INSTRUCTION -
Would you copy only the lines below, beginning with the one that contains "Transcribe this image's" and running through the last entry line?
START
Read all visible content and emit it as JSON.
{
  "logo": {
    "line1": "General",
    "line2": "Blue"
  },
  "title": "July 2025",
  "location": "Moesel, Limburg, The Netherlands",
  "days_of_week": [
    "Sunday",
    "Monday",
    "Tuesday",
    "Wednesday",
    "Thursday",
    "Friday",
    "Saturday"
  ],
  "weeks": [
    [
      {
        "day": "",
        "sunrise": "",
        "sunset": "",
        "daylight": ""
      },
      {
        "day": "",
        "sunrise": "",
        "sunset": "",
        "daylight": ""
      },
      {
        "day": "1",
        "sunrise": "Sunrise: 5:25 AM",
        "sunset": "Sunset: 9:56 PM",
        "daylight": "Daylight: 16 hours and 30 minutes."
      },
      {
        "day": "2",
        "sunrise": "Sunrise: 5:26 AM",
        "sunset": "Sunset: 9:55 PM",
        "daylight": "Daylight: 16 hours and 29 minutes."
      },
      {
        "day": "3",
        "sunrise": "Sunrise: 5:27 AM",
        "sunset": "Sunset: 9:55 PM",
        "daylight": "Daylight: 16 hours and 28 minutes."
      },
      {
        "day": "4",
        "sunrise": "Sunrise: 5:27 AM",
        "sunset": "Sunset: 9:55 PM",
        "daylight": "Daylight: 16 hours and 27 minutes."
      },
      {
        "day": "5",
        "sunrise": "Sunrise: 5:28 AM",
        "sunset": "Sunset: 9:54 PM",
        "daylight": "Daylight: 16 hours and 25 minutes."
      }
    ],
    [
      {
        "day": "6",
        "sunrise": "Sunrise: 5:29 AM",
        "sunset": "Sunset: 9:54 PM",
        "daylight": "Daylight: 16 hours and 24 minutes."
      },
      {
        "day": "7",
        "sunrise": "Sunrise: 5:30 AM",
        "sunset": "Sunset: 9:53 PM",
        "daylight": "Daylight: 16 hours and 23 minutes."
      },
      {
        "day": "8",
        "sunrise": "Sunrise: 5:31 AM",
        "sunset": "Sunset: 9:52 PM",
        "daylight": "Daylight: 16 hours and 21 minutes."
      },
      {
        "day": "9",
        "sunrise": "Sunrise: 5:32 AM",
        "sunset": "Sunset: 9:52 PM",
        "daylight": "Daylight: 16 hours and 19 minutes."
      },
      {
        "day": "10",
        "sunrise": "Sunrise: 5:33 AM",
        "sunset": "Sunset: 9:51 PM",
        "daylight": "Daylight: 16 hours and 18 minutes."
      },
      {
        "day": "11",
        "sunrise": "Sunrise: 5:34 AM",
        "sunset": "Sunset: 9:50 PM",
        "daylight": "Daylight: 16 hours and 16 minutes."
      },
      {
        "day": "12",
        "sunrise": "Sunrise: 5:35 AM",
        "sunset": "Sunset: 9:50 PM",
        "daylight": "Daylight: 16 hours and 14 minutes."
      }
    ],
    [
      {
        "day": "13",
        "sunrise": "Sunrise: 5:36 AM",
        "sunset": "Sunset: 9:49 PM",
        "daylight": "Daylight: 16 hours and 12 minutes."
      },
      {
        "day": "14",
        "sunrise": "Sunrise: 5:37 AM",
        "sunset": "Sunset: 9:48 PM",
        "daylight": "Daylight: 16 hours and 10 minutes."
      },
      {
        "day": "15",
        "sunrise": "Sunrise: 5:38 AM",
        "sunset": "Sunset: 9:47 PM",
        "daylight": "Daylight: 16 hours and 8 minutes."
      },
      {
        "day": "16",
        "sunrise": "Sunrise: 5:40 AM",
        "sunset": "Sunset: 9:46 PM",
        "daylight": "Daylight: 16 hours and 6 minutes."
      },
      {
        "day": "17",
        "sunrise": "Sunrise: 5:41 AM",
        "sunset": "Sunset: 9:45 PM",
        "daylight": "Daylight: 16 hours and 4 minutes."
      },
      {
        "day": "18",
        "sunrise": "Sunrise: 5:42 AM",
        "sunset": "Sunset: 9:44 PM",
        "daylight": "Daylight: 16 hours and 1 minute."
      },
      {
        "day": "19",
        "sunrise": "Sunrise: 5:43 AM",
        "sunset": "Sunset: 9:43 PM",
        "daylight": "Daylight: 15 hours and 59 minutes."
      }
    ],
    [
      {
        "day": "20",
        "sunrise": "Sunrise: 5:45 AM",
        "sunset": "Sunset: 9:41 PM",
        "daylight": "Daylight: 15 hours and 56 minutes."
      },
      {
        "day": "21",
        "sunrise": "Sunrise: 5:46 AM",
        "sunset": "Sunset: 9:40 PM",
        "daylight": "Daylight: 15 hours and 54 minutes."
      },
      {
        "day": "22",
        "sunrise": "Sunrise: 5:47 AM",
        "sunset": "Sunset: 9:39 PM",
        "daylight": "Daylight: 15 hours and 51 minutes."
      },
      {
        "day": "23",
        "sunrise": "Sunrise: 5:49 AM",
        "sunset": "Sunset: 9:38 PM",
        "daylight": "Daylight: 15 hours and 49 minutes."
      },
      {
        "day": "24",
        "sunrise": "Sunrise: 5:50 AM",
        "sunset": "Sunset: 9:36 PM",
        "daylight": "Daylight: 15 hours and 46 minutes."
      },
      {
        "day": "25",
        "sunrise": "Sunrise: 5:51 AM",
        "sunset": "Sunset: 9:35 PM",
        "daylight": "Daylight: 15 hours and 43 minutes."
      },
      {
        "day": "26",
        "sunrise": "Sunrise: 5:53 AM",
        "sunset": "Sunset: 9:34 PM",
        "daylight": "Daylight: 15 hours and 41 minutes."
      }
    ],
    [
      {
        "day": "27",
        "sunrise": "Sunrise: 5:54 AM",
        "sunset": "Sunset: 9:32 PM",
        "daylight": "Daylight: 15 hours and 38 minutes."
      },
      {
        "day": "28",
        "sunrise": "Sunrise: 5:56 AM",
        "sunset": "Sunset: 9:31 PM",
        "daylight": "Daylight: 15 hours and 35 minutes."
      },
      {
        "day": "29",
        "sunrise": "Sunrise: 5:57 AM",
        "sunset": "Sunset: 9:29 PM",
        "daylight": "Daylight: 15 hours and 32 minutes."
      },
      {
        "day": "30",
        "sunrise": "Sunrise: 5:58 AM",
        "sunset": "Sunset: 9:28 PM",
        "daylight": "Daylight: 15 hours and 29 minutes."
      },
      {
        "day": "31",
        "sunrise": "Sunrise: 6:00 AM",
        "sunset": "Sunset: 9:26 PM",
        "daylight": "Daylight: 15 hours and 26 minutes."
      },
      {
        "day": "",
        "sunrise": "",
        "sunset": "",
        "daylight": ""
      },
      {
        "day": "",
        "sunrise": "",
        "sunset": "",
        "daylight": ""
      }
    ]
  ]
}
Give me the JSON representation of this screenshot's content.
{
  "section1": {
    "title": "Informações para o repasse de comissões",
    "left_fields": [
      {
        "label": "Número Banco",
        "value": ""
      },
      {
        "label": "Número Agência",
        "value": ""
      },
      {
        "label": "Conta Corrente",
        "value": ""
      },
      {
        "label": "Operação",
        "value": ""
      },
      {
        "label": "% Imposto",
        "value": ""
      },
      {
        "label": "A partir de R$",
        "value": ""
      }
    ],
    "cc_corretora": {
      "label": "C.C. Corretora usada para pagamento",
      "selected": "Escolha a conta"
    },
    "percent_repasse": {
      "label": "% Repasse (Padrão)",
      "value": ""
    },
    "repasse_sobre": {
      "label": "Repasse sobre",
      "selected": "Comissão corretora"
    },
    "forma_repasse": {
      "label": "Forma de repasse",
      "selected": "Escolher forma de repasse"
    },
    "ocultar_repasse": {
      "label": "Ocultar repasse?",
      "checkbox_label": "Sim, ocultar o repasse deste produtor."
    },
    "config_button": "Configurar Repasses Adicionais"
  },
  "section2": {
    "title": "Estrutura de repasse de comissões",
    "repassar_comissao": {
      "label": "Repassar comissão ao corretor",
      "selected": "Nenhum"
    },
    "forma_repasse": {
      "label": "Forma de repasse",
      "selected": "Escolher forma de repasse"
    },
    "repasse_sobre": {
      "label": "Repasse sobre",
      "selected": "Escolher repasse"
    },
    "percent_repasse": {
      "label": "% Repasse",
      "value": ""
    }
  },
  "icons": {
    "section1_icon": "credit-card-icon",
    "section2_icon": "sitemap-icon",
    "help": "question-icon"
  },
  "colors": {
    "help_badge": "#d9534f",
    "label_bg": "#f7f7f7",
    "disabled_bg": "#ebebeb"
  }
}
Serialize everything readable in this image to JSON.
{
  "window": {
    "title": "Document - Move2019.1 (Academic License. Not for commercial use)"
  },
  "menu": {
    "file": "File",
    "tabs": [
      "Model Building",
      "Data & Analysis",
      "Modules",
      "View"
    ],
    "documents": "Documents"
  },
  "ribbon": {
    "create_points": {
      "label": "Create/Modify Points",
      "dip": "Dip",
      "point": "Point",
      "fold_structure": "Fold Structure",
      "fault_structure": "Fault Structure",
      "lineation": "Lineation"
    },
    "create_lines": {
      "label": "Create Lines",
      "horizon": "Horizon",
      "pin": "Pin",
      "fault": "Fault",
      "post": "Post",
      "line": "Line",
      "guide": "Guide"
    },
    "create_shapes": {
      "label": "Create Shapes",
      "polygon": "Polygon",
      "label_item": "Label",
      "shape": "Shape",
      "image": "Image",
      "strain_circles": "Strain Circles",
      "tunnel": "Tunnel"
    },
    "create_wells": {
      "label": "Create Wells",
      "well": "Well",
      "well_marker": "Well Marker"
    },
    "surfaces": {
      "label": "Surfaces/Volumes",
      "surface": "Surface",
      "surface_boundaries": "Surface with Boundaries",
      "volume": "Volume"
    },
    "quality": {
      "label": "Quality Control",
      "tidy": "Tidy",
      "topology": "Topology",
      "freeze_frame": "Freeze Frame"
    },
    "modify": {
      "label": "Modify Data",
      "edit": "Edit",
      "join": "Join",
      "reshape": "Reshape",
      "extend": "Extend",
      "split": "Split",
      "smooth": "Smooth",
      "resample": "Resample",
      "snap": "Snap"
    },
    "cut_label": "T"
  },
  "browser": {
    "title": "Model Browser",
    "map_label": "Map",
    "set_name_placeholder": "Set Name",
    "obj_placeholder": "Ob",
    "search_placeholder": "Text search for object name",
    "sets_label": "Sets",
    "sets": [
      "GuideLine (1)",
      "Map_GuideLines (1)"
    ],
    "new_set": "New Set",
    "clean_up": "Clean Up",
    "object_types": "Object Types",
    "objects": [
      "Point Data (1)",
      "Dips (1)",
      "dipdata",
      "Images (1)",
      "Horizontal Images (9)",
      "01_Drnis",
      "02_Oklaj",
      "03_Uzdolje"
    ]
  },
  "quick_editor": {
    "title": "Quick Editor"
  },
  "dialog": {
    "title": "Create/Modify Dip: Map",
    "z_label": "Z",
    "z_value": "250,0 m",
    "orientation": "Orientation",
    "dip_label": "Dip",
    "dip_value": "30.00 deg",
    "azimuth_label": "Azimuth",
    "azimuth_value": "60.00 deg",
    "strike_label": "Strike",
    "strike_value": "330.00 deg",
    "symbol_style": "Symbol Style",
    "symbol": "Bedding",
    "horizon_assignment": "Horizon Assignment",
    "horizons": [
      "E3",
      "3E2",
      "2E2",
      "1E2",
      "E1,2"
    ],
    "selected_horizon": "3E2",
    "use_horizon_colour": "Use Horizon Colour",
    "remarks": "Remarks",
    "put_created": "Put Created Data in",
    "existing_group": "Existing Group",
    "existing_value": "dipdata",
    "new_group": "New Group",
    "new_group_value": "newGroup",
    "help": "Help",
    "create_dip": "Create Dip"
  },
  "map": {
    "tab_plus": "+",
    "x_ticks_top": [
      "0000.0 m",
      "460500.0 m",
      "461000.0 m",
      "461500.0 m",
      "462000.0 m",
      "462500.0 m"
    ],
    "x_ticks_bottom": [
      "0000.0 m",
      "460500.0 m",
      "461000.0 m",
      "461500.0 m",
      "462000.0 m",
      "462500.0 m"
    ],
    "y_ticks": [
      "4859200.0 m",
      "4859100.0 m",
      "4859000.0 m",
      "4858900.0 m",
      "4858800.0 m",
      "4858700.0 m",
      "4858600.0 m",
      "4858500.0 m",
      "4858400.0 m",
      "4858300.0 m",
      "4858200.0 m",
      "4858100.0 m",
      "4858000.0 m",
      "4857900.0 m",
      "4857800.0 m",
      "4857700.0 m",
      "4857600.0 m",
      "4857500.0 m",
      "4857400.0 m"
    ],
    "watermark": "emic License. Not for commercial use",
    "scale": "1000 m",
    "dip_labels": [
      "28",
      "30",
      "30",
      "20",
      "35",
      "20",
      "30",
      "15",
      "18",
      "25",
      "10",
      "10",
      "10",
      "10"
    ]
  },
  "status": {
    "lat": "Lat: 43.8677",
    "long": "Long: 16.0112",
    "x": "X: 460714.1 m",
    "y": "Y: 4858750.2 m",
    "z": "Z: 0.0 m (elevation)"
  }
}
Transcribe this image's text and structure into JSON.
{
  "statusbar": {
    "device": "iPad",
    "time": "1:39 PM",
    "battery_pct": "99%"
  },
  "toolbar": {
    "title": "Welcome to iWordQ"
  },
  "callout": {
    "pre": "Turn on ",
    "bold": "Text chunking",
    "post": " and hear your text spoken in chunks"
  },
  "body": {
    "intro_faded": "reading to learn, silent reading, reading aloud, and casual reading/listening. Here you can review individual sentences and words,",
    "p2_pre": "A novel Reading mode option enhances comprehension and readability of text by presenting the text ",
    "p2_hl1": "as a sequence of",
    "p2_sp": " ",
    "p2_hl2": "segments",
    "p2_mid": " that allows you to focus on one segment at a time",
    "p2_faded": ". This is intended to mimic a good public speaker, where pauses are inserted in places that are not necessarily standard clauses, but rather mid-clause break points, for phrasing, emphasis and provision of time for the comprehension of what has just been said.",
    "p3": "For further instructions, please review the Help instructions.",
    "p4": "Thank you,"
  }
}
END
THE SOLUTION -
Transcribe this image's text and structure into JSON.
{
  "statusbar": {
    "device": "iPad",
    "time": "1:39 PM",
    "battery_pct": "99%"
  },
  "toolbar": {
    "title": "Welcome to iWordQ"
  },
  "callout": {
    "pre": "Turn on ",
    "bold": "Text chunking",
    "post": " and hear your text spoken in chunks"
  },
  "body": {
    "intro_faded": "reading to learn, silent reading, reading aloud, and casual reading/listening. Here you can review individual sentences and words,",
    "p2_pre": "A novel Reading mode option enhances comprehension and readability of text by presenting the text ",
    "p2_hl1": "as a sequence of",
    "p2_sp": " ",
    "p2_hl2": "segments",
    "p2_mid": " that allows you to focus on one segment at a time",
    "p2_faded": ". This is intended to mimic a good public speaker, where pauses are inserted in places that are not necessarily standard clauses, but rather mid-clause break points, for phrasing, emphasis and provision of time for the comprehension of what has just been said.",
    "p3": "For further instructions, please review the Help instructions.",
    "p4": "Thank you,"
  }
}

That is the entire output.